[Source material]:
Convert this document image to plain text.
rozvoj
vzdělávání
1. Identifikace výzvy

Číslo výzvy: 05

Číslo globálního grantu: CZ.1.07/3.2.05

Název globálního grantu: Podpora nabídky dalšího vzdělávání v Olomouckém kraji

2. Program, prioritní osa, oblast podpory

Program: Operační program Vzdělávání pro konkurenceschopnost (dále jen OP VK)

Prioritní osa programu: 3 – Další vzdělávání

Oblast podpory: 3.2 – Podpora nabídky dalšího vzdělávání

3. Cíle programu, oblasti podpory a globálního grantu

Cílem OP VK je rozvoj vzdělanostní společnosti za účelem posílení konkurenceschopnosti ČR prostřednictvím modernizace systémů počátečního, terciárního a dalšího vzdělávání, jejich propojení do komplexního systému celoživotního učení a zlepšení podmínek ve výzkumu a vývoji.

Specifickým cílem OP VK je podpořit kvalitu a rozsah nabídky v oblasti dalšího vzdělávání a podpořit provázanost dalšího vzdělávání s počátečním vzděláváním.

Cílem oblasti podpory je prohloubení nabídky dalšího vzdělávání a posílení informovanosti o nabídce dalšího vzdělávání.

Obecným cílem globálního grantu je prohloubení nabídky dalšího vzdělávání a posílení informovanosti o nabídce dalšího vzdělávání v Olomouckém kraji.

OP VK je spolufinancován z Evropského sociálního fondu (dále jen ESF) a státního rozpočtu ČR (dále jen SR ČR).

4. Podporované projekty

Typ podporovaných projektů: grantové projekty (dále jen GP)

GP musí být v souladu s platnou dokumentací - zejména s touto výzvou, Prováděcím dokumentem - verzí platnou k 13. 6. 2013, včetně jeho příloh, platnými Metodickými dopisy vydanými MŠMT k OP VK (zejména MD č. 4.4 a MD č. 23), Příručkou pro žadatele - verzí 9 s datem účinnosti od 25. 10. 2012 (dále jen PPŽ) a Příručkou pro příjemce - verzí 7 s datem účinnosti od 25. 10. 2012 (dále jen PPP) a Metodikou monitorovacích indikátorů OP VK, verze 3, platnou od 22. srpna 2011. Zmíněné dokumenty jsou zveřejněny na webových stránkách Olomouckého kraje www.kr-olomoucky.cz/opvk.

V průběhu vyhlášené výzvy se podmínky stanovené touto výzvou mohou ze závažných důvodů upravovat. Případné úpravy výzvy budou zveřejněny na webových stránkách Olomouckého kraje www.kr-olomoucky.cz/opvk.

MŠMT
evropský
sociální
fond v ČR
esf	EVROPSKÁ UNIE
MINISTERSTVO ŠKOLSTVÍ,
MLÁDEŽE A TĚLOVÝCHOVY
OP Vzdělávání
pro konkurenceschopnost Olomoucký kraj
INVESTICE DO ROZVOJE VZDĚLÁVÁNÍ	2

[What you should do]:
Copy all lines from the data that hold the word "výzvy".

[Written solution]:
1. Identifikace výzvy
Číslo výzvy: 05
V průběhu vyhlášené výzvy se podmínky stanovené touto výzvou mohou ze závažných důvodů upravovat. Případné úpravy výzvy budou zveřejněny na webových stránkách Olomouckého kraje www.kr-olomoucky.cz/opvk.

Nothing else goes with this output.